From the entries below, tally how many lines contain "xlabel" and report only that figure.

[Dataset rows about figures]
########
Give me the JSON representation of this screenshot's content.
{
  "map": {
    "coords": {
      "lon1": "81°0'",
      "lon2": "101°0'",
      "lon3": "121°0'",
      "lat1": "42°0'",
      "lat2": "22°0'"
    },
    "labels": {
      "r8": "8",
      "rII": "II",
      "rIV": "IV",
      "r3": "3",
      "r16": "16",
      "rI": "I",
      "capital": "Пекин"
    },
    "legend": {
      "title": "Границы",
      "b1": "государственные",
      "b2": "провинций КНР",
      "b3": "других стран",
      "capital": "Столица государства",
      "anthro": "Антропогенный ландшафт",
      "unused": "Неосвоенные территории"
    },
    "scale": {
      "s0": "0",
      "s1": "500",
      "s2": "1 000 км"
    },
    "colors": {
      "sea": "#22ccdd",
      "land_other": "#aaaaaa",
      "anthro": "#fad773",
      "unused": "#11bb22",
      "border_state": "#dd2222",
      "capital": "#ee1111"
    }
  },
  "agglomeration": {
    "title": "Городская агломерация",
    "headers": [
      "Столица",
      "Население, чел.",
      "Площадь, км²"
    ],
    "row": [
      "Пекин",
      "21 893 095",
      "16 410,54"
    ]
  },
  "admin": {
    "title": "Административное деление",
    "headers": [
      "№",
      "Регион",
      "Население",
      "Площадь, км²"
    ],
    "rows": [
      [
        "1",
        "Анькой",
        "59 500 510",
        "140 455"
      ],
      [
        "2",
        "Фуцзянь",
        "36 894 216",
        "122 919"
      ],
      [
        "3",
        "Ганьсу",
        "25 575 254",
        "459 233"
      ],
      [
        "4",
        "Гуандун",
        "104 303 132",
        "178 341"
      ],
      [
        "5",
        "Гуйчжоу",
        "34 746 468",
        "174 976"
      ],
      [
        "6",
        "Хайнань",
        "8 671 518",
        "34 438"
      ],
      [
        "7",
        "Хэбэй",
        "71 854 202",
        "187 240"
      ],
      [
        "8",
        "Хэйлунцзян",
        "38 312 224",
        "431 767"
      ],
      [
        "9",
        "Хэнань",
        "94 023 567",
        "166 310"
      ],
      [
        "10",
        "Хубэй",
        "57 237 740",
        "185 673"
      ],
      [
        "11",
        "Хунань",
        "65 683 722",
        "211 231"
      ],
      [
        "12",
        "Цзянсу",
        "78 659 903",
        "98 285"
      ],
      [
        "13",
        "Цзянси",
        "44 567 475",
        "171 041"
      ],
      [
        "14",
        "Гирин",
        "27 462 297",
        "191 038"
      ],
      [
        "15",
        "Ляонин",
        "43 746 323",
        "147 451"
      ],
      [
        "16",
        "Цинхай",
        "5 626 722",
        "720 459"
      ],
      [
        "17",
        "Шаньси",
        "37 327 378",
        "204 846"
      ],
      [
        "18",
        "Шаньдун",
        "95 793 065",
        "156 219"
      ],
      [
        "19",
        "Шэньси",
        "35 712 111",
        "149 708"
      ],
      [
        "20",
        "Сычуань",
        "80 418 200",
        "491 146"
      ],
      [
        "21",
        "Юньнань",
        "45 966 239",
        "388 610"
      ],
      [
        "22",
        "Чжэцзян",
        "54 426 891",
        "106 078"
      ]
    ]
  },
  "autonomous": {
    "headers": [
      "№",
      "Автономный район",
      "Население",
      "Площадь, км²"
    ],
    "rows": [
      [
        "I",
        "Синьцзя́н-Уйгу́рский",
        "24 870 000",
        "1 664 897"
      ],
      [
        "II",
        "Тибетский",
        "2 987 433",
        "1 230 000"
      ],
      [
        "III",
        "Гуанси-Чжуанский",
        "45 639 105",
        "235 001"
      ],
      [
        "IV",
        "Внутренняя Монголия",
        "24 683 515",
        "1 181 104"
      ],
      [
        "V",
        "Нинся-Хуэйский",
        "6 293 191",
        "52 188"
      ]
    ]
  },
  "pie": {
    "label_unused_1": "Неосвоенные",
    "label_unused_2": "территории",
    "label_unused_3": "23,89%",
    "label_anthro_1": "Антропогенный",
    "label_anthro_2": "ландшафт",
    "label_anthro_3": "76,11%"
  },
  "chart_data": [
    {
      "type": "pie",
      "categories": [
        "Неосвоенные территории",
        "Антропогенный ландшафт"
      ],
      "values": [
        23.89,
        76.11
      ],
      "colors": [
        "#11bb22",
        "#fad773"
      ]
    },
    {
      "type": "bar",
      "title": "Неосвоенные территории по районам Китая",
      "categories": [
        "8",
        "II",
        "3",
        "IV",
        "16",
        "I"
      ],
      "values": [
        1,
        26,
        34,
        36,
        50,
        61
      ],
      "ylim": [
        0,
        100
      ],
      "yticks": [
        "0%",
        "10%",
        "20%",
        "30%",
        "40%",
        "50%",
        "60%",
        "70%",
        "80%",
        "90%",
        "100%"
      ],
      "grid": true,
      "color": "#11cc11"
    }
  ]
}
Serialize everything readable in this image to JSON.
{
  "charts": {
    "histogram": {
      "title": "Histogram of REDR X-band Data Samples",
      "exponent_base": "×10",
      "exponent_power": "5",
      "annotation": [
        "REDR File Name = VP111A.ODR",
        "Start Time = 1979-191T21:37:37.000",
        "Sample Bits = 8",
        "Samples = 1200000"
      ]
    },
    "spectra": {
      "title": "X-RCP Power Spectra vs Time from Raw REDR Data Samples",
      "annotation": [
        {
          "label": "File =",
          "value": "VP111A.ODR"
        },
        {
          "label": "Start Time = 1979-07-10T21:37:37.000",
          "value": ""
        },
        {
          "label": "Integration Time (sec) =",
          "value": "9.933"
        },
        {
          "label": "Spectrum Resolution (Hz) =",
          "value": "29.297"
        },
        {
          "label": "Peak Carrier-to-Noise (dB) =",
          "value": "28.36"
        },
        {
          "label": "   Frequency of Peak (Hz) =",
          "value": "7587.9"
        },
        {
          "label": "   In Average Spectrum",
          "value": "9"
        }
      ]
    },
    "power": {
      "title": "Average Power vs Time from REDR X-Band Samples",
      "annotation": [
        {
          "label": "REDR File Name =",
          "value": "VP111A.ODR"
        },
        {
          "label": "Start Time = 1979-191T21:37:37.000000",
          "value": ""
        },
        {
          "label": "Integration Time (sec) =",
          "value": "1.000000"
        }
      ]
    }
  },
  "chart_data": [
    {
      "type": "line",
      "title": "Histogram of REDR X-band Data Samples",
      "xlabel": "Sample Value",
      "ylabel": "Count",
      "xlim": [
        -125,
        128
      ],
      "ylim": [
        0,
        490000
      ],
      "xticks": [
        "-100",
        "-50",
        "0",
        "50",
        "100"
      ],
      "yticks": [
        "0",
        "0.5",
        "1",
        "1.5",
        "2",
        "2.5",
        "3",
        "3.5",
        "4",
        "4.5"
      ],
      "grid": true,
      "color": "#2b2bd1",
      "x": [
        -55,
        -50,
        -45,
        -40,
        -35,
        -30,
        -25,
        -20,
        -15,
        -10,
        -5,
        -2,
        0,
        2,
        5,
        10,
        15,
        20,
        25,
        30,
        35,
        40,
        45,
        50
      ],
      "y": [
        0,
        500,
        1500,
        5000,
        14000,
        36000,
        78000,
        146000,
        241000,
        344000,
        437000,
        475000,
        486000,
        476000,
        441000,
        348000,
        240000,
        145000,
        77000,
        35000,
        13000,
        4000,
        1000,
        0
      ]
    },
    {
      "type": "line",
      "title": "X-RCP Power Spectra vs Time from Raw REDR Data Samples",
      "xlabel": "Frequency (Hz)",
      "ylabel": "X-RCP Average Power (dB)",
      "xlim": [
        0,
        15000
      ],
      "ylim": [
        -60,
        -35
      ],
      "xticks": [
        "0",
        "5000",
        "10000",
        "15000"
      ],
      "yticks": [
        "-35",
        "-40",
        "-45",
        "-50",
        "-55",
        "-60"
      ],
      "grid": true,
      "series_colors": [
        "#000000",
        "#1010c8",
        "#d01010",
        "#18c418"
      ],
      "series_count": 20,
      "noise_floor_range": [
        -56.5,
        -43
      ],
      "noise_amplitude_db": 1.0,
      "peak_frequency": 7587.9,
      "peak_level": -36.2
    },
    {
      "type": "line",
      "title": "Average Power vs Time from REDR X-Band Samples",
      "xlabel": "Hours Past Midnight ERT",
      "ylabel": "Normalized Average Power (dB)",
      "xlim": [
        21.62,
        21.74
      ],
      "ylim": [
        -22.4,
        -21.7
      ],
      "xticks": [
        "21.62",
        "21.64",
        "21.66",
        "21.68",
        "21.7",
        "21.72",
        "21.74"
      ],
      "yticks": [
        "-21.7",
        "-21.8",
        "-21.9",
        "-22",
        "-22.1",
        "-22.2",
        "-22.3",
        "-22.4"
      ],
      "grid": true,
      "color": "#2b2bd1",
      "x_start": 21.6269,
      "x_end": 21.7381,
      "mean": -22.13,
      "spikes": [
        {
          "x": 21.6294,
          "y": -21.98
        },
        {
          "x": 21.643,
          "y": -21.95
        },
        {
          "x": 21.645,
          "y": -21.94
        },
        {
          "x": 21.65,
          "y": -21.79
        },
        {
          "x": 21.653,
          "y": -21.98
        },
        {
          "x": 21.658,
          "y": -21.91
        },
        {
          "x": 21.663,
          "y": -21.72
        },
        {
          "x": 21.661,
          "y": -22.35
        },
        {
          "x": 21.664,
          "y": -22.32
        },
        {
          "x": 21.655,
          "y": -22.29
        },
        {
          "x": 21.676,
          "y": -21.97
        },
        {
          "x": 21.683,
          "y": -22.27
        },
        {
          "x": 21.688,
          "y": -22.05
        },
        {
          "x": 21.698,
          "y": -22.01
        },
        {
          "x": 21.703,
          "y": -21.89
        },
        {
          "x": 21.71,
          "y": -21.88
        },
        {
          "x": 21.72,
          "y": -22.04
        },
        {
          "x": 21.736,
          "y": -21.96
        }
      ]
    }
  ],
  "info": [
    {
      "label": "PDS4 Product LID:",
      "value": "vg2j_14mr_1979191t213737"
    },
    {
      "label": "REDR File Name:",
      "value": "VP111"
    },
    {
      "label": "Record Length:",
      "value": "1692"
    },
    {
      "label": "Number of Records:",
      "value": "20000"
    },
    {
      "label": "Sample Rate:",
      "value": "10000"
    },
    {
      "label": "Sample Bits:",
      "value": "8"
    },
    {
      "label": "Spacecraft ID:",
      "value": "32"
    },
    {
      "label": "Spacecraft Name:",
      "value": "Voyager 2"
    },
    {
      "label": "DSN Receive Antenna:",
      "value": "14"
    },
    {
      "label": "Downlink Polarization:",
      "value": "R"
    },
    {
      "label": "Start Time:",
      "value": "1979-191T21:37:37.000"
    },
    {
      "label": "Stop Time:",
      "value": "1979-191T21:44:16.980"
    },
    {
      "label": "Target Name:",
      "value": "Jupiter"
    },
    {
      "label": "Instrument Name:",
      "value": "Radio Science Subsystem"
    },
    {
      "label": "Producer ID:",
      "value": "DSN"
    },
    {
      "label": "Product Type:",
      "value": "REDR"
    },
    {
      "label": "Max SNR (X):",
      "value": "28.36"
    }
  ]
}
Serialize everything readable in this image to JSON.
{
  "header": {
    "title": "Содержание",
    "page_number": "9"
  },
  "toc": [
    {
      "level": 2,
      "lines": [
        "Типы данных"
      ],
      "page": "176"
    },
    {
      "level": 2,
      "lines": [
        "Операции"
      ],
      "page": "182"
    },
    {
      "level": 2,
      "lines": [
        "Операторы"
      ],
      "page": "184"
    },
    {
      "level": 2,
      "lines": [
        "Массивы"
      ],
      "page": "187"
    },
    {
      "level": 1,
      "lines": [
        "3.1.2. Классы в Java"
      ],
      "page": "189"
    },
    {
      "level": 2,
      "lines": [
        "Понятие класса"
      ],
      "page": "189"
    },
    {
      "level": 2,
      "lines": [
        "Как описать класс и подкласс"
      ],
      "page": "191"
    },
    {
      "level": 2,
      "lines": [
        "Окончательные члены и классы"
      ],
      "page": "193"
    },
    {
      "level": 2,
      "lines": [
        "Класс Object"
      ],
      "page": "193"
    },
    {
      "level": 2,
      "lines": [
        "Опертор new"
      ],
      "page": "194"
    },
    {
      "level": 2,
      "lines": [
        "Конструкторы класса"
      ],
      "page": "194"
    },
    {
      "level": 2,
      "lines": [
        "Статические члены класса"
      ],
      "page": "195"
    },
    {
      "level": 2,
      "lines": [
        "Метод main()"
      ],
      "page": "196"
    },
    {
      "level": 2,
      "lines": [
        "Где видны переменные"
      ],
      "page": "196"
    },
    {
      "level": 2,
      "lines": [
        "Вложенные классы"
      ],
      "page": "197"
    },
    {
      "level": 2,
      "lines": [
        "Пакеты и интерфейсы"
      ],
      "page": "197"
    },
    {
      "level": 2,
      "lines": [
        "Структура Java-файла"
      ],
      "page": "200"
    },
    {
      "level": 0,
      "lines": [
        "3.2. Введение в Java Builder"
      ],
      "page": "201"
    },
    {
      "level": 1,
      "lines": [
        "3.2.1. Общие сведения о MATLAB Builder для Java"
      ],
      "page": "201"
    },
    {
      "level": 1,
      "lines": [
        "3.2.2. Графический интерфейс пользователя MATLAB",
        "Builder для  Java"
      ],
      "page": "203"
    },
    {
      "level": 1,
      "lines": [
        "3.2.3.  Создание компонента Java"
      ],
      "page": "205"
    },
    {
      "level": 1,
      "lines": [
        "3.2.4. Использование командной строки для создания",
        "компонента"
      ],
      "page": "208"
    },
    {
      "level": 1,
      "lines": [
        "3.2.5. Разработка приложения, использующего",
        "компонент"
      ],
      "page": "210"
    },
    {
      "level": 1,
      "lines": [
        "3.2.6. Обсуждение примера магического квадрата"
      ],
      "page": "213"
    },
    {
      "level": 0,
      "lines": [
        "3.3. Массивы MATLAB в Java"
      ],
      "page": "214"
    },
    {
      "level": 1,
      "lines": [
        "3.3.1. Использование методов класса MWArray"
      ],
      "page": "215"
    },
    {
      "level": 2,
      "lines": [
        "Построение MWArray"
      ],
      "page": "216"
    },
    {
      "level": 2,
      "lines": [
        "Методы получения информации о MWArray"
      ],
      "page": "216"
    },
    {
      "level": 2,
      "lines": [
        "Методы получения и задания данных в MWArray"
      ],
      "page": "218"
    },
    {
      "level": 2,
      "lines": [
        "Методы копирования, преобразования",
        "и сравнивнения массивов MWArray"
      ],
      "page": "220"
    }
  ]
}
########
Result of this exercise -> 3